Look through the material and copy each line holding "discipline".

### [ENTRIES]
☆ ☆ ☆ ☆

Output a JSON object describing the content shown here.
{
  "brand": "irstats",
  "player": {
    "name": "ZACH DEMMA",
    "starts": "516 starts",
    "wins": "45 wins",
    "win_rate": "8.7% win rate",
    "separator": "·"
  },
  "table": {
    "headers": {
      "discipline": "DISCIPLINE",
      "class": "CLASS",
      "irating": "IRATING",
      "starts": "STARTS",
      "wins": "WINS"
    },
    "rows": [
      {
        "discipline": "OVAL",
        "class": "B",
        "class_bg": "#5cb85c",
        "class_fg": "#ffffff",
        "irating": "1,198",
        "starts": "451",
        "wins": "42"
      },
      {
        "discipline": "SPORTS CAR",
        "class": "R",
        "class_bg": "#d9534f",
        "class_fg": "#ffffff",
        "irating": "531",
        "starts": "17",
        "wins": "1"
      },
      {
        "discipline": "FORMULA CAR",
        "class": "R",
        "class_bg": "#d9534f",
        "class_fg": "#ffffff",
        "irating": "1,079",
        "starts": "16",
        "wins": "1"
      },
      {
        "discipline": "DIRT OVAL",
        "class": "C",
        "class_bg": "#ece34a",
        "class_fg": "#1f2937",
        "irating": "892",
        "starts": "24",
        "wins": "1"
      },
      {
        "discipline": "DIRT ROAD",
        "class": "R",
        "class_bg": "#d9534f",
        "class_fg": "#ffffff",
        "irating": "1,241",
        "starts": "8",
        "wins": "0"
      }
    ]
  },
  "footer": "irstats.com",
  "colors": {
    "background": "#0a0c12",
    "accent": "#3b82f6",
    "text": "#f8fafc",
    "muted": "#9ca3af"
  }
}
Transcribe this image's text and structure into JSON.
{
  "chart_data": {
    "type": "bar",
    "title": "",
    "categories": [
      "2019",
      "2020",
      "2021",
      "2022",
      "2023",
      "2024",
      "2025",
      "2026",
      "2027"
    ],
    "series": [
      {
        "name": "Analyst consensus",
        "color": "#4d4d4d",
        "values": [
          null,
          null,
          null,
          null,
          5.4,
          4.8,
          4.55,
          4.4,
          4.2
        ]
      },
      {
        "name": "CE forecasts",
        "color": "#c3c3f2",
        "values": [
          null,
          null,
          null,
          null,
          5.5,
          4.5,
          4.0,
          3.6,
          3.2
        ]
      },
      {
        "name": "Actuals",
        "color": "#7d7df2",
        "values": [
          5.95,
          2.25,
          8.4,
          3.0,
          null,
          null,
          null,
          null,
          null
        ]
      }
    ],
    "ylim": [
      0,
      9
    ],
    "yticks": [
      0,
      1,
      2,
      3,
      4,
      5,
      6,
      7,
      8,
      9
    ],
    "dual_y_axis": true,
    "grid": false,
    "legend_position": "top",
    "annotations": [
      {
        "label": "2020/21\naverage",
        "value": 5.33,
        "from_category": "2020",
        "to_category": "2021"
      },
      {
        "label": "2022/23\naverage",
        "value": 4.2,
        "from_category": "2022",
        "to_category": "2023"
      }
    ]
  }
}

☆ ☆ ☆ ☆

### [EXERCISE SOLUTION]
      "discipline": "DISCIPLINE",
        "discipline": "OVAL",
        "discipline": "SPORTS CAR",
        "discipline": "FORMULA CAR",
        "discipline": "DIRT OVAL",
        "discipline": "DIRT ROAD",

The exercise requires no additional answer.